■ **PROBLEM TO SOLVE**: Repeat the full listing below verbatim and keep the images out.

◆ ◆ ◆ ◆ ◆

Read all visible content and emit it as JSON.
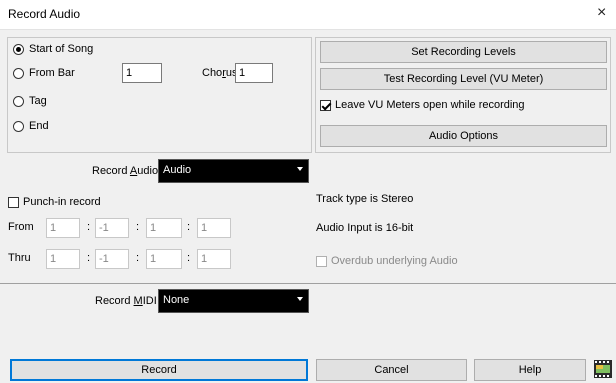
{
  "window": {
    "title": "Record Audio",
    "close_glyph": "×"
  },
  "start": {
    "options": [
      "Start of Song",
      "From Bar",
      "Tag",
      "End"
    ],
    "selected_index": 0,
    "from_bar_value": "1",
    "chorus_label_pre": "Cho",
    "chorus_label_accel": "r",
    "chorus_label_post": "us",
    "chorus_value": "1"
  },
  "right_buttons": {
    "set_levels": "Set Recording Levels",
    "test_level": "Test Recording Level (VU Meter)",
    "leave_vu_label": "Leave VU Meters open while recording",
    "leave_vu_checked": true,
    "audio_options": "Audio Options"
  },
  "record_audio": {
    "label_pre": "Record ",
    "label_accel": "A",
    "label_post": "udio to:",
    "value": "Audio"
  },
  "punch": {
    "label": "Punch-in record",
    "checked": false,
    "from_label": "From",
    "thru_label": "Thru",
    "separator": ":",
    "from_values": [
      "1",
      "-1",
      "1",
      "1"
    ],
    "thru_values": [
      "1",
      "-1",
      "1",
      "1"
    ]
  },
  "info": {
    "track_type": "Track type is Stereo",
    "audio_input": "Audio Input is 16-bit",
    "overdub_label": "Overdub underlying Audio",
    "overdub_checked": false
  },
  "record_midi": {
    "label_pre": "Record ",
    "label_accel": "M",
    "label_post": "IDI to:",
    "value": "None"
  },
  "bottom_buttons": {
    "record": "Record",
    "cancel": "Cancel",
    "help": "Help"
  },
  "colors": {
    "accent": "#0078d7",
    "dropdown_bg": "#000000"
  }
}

◆ ◆ ◆ ◆ ◆

■ **RESPONSE FOR THIS EXERCISE**:
Read all visible content and emit it as JSON.
{
  "window": {
    "title": "Record Audio",
    "close_glyph": "×"
  },
  "start": {
    "options": [
      "Start of Song",
      "From Bar",
      "Tag",
      "End"
    ],
    "selected_index": 0,
    "from_bar_value": "1",
    "chorus_label_pre": "Cho",
    "chorus_label_accel": "r",
    "chorus_label_post": "us",
    "chorus_value": "1"
  },
  "right_buttons": {
    "set_levels": "Set Recording Levels",
    "test_level": "Test Recording Level (VU Meter)",
    "leave_vu_label": "Leave VU Meters open while recording",
    "leave_vu_checked": true,
    "audio_options": "Audio Options"
  },
  "record_audio": {
    "label_pre": "Record ",
    "label_accel": "A",
    "label_post": "udio to:",
    "value": "Audio"
  },
  "punch": {
    "label": "Punch-in record",
    "checked": false,
    "from_label": "From",
    "thru_label": "Thru",
    "separator": ":",
    "from_values": [
      "1",
      "-1",
      "1",
      "1"
    ],
    "thru_values": [
      "1",
      "-1",
      "1",
      "1"
    ]
  },
  "info": {
    "track_type": "Track type is Stereo",
    "audio_input": "Audio Input is 16-bit",
    "overdub_label": "Overdub underlying Audio",
    "overdub_checked": false
  },
  "record_midi": {
    "label_pre": "Record ",
    "label_accel": "M",
    "label_post": "IDI to:",
    "value": "None"
  },
  "bottom_buttons": {
    "record": "Record",
    "cancel": "Cancel",
    "help": "Help"
  },
  "colors": {
    "accent": "#0078d7",
    "dropdown_bg": "#000000"
  }
}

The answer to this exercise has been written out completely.